Request = From the listing below, pull out the lines that hold "major".

Extracted data entries:
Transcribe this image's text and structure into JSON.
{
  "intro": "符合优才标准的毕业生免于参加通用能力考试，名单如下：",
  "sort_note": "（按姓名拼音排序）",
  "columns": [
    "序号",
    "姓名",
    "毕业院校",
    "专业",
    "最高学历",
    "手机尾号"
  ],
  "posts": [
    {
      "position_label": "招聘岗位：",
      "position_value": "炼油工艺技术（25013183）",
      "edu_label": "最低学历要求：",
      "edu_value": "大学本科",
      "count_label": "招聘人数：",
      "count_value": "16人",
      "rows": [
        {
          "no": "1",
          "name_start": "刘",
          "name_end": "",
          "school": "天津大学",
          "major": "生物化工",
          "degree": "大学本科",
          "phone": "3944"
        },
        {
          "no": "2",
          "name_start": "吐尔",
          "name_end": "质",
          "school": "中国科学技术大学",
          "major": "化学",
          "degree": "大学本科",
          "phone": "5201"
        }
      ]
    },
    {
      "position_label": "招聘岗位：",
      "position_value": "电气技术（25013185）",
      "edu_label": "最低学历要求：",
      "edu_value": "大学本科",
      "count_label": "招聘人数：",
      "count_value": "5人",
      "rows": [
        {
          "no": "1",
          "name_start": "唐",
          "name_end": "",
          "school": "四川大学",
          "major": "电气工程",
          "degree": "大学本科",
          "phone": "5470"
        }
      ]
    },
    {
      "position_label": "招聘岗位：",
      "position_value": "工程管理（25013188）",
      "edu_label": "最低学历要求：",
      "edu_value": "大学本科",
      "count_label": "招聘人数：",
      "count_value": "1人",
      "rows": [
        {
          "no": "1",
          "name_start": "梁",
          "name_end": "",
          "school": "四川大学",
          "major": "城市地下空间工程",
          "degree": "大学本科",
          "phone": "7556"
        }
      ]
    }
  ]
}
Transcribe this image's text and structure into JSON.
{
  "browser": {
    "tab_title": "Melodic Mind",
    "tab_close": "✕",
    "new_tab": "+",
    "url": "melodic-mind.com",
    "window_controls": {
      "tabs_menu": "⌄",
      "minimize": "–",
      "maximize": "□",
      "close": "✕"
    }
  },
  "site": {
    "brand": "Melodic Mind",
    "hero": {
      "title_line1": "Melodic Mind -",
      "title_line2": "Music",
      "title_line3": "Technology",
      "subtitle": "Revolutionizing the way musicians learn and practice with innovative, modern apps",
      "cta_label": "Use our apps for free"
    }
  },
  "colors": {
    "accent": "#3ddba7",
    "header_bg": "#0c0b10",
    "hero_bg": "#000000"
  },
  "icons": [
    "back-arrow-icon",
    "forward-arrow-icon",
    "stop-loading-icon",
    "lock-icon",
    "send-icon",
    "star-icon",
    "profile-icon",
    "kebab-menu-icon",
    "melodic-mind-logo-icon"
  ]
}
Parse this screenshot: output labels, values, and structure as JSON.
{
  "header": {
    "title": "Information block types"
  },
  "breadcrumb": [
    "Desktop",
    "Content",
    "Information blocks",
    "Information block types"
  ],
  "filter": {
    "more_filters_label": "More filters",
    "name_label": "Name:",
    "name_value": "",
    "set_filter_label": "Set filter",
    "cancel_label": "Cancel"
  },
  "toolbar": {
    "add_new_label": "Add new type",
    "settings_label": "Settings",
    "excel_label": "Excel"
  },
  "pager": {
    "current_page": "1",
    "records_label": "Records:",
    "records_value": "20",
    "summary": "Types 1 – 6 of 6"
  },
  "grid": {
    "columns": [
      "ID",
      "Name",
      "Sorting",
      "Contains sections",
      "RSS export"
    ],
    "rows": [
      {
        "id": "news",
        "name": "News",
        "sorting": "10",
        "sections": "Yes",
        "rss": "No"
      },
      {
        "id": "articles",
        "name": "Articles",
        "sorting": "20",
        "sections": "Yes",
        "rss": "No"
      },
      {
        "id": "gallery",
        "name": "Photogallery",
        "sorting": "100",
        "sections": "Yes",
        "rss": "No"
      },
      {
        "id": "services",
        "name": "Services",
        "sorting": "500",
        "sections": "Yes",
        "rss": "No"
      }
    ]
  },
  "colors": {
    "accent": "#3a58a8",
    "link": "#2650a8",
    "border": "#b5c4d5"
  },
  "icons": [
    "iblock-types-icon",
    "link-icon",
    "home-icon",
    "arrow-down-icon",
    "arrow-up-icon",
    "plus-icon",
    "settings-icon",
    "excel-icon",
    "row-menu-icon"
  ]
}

Correct result =
          "major": "生物化工",
          "major": "化学",
          "major": "电气工程",
          "major": "城市地下空间工程",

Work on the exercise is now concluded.